Task to complete >> A single number is the answer: the count of lines in these records with "your" in them.

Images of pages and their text
_____

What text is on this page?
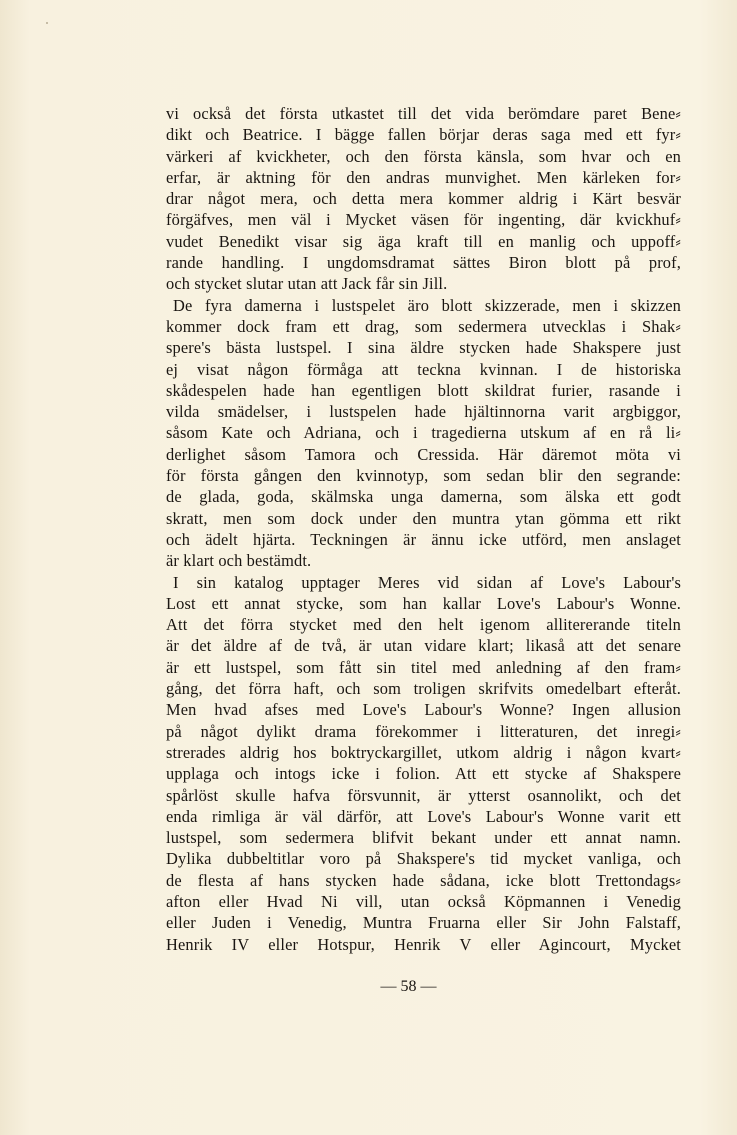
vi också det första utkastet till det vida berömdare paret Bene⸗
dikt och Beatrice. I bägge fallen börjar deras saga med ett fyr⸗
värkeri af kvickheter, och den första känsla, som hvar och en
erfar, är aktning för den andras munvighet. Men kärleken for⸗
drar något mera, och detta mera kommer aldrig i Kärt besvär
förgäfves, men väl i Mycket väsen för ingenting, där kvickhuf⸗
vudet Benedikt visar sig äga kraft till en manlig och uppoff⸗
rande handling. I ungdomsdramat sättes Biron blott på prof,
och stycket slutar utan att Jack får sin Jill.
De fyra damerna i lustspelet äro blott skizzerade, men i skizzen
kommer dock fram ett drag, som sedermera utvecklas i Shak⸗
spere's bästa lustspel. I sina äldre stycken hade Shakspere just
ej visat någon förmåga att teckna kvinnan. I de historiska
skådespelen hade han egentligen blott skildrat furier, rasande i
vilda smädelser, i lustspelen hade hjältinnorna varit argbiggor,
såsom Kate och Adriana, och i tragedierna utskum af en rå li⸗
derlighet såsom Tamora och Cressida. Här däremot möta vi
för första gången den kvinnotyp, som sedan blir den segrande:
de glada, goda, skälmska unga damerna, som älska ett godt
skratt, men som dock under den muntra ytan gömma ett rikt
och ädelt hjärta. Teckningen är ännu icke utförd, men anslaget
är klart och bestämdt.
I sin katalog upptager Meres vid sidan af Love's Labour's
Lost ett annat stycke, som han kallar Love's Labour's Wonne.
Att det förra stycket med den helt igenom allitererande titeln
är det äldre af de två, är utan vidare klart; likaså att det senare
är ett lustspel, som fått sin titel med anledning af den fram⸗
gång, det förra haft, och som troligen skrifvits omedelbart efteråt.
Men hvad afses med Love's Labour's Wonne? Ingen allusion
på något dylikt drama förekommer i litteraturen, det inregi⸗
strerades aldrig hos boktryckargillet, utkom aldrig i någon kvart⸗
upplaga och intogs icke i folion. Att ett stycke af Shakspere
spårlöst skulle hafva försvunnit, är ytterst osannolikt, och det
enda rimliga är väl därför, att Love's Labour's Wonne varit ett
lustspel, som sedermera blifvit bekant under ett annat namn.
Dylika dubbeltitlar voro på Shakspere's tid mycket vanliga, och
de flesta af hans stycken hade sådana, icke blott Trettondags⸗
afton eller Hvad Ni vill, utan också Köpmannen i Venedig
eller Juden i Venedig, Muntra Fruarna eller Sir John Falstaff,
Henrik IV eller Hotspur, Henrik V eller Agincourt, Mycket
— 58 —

_____

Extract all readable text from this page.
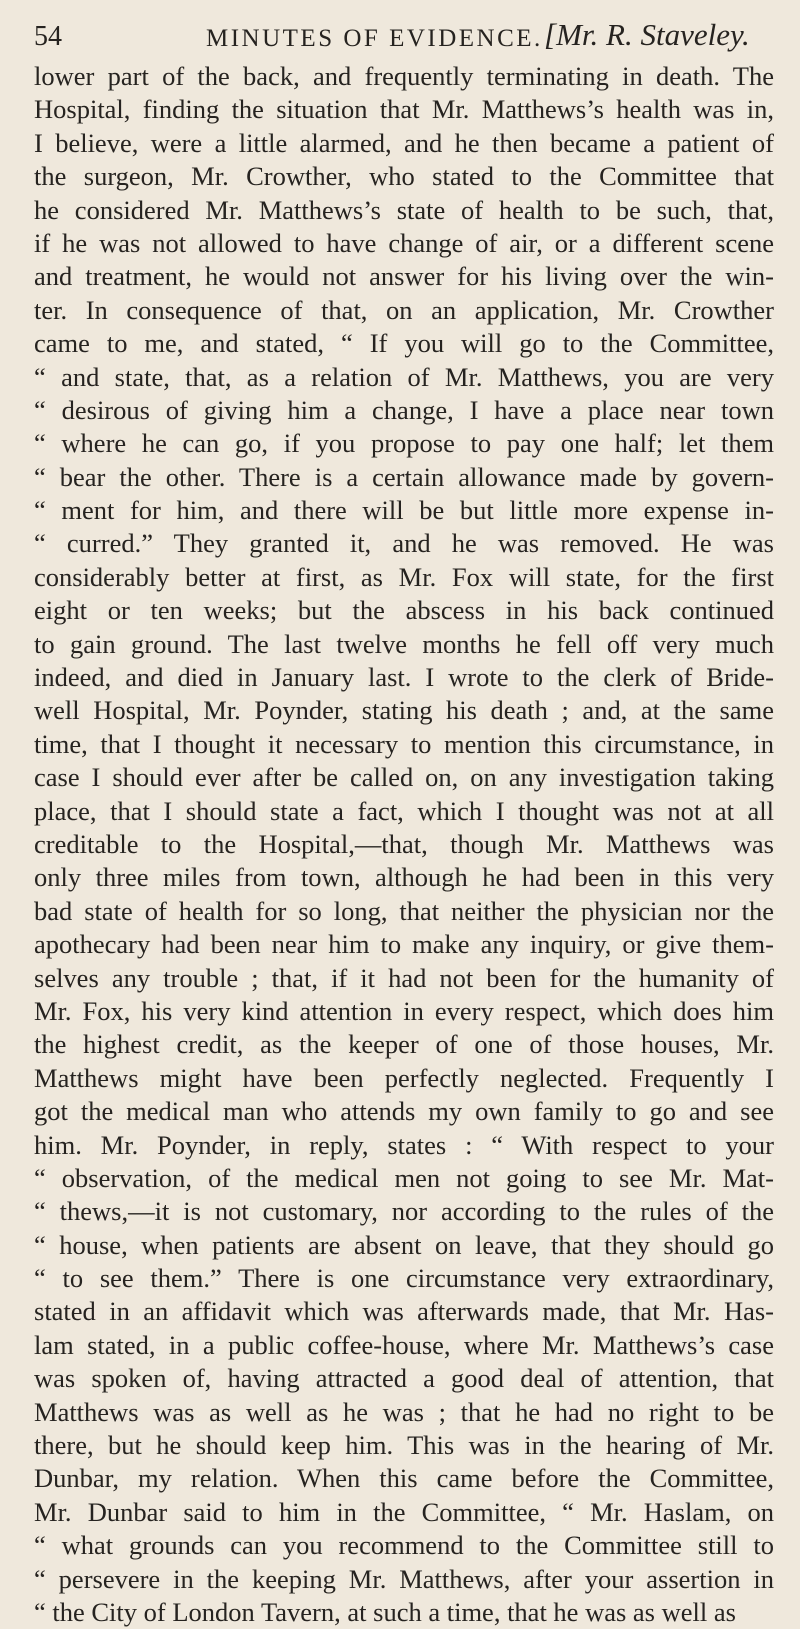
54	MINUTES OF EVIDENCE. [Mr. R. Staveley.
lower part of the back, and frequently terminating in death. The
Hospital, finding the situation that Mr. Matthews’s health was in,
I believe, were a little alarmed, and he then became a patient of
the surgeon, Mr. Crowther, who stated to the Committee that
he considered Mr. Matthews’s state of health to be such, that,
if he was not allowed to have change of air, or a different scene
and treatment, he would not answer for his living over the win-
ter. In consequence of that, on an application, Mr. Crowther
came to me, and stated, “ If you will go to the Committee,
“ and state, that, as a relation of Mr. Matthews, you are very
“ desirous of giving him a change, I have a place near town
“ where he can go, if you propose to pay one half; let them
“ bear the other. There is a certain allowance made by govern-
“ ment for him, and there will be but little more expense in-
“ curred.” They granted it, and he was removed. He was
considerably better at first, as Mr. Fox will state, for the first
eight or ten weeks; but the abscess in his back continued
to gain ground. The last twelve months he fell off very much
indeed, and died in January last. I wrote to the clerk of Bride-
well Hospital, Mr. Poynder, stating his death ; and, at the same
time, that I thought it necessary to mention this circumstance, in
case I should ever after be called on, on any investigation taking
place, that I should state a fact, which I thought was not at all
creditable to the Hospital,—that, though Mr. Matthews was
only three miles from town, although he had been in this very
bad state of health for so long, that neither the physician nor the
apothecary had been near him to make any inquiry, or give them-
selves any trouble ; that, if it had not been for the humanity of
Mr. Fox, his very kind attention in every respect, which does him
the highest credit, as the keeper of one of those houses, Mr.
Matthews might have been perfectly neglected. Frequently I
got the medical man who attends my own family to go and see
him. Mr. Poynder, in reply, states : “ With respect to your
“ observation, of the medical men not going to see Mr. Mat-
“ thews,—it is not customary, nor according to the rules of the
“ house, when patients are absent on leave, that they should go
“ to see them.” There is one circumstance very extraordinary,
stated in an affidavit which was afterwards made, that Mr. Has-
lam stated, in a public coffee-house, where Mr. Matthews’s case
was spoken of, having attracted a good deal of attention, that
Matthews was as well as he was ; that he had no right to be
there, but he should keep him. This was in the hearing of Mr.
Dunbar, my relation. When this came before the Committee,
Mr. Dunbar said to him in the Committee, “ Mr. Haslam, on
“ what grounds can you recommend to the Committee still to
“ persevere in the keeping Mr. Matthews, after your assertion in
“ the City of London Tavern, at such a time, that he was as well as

_____

Solution for this task >> 2